• [Directive] Return the listing below verbatim. Pictures do not belong in the copy.
### The data ###
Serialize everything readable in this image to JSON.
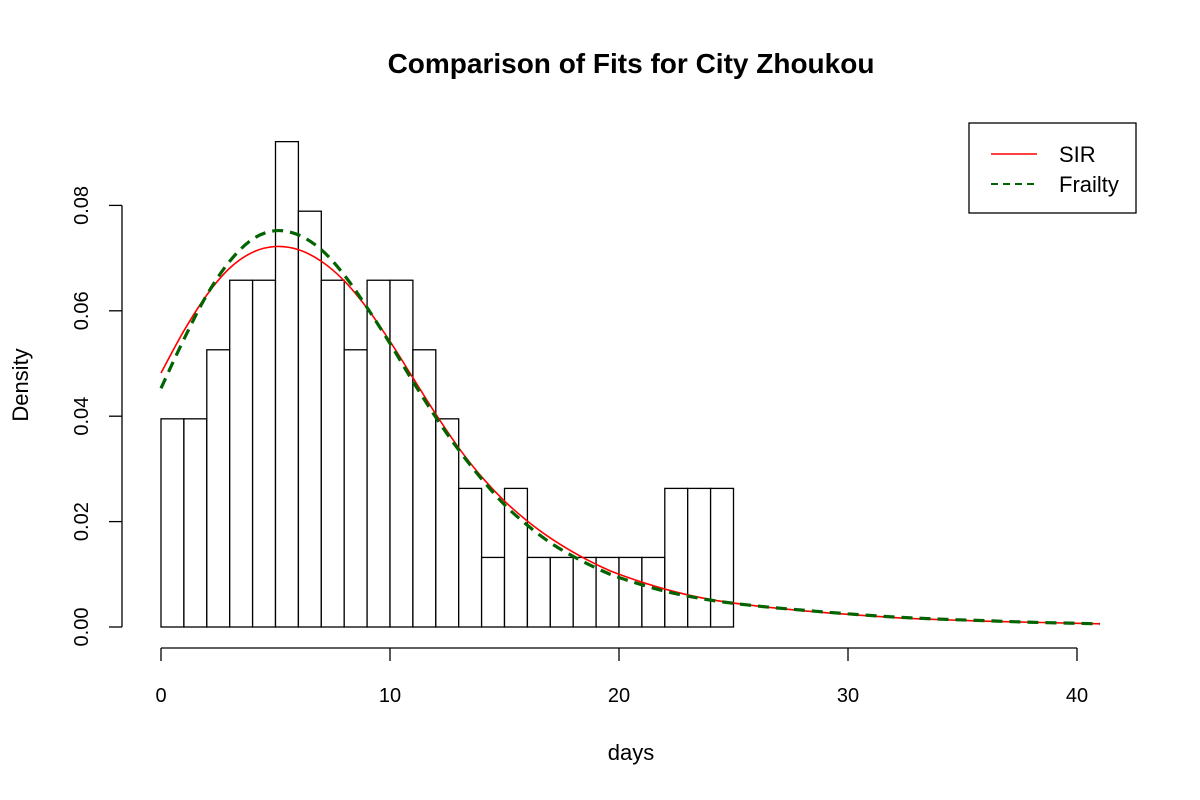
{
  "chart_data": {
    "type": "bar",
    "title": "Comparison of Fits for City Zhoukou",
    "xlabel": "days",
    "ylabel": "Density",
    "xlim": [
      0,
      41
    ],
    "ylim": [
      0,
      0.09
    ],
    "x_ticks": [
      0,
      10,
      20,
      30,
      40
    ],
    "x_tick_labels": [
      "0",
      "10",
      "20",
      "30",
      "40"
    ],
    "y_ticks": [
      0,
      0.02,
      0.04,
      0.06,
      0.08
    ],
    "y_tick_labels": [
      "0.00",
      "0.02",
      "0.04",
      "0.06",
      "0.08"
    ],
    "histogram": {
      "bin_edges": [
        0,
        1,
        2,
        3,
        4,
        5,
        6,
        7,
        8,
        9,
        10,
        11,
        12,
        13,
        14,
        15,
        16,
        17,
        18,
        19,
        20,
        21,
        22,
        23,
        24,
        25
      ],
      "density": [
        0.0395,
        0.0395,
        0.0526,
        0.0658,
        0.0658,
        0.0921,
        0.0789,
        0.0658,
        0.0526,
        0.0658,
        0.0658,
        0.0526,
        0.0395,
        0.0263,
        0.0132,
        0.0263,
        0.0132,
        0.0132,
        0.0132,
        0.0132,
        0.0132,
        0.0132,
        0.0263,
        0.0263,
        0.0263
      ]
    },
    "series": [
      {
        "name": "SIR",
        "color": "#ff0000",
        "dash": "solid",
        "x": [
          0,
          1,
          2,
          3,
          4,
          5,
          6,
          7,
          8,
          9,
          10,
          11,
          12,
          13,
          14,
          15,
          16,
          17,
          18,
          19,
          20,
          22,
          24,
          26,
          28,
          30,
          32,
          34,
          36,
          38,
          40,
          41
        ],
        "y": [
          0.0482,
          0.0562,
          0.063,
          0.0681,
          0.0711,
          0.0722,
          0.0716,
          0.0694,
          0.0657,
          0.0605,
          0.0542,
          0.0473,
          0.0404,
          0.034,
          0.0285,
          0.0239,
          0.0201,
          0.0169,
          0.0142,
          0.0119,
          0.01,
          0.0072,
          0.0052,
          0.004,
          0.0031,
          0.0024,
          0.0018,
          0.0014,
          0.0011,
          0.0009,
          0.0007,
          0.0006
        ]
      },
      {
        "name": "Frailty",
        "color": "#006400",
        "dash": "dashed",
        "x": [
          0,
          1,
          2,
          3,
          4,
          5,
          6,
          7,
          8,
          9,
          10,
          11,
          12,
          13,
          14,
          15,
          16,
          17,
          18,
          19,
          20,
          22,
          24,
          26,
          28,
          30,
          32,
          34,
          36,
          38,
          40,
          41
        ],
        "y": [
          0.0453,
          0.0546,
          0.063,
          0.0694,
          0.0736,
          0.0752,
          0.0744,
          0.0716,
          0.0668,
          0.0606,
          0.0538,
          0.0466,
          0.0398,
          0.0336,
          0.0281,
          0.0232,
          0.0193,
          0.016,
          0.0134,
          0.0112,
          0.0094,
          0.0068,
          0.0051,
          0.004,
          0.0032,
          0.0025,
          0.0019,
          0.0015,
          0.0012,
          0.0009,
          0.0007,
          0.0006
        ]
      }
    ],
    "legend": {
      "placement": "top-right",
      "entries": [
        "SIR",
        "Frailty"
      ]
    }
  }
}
###
• [Solved problem]
Serialize everything readable in this image to JSON.
{
  "chart_data": {
    "type": "bar",
    "title": "Comparison of Fits for City Zhoukou",
    "xlabel": "days",
    "ylabel": "Density",
    "xlim": [
      0,
      41
    ],
    "ylim": [
      0,
      0.09
    ],
    "x_ticks": [
      0,
      10,
      20,
      30,
      40
    ],
    "x_tick_labels": [
      "0",
      "10",
      "20",
      "30",
      "40"
    ],
    "y_ticks": [
      0,
      0.02,
      0.04,
      0.06,
      0.08
    ],
    "y_tick_labels": [
      "0.00",
      "0.02",
      "0.04",
      "0.06",
      "0.08"
    ],
    "histogram": {
      "bin_edges": [
        0,
        1,
        2,
        3,
        4,
        5,
        6,
        7,
        8,
        9,
        10,
        11,
        12,
        13,
        14,
        15,
        16,
        17,
        18,
        19,
        20,
        21,
        22,
        23,
        24,
        25
      ],
      "density": [
        0.0395,
        0.0395,
        0.0526,
        0.0658,
        0.0658,
        0.0921,
        0.0789,
        0.0658,
        0.0526,
        0.0658,
        0.0658,
        0.0526,
        0.0395,
        0.0263,
        0.0132,
        0.0263,
        0.0132,
        0.0132,
        0.0132,
        0.0132,
        0.0132,
        0.0132,
        0.0263,
        0.0263,
        0.0263
      ]
    },
    "series": [
      {
        "name": "SIR",
        "color": "#ff0000",
        "dash": "solid",
        "x": [
          0,
          1,
          2,
          3,
          4,
          5,
          6,
          7,
          8,
          9,
          10,
          11,
          12,
          13,
          14,
          15,
          16,
          17,
          18,
          19,
          20,
          22,
          24,
          26,
          28,
          30,
          32,
          34,
          36,
          38,
          40,
          41
        ],
        "y": [
          0.0482,
          0.0562,
          0.063,
          0.0681,
          0.0711,
          0.0722,
          0.0716,
          0.0694,
          0.0657,
          0.0605,
          0.0542,
          0.0473,
          0.0404,
          0.034,
          0.0285,
          0.0239,
          0.0201,
          0.0169,
          0.0142,
          0.0119,
          0.01,
          0.0072,
          0.0052,
          0.004,
          0.0031,
          0.0024,
          0.0018,
          0.0014,
          0.0011,
          0.0009,
          0.0007,
          0.0006
        ]
      },
      {
        "name": "Frailty",
        "color": "#006400",
        "dash": "dashed",
        "x": [
          0,
          1,
          2,
          3,
          4,
          5,
          6,
          7,
          8,
          9,
          10,
          11,
          12,
          13,
          14,
          15,
          16,
          17,
          18,
          19,
          20,
          22,
          24,
          26,
          28,
          30,
          32,
          34,
          36,
          38,
          40,
          41
        ],
        "y": [
          0.0453,
          0.0546,
          0.063,
          0.0694,
          0.0736,
          0.0752,
          0.0744,
          0.0716,
          0.0668,
          0.0606,
          0.0538,
          0.0466,
          0.0398,
          0.0336,
          0.0281,
          0.0232,
          0.0193,
          0.016,
          0.0134,
          0.0112,
          0.0094,
          0.0068,
          0.0051,
          0.004,
          0.0032,
          0.0025,
          0.0019,
          0.0015,
          0.0012,
          0.0009,
          0.0007,
          0.0006
        ]
      }
    ],
    "legend": {
      "placement": "top-right",
      "entries": [
        "SIR",
        "Frailty"
      ]
    }
  }
}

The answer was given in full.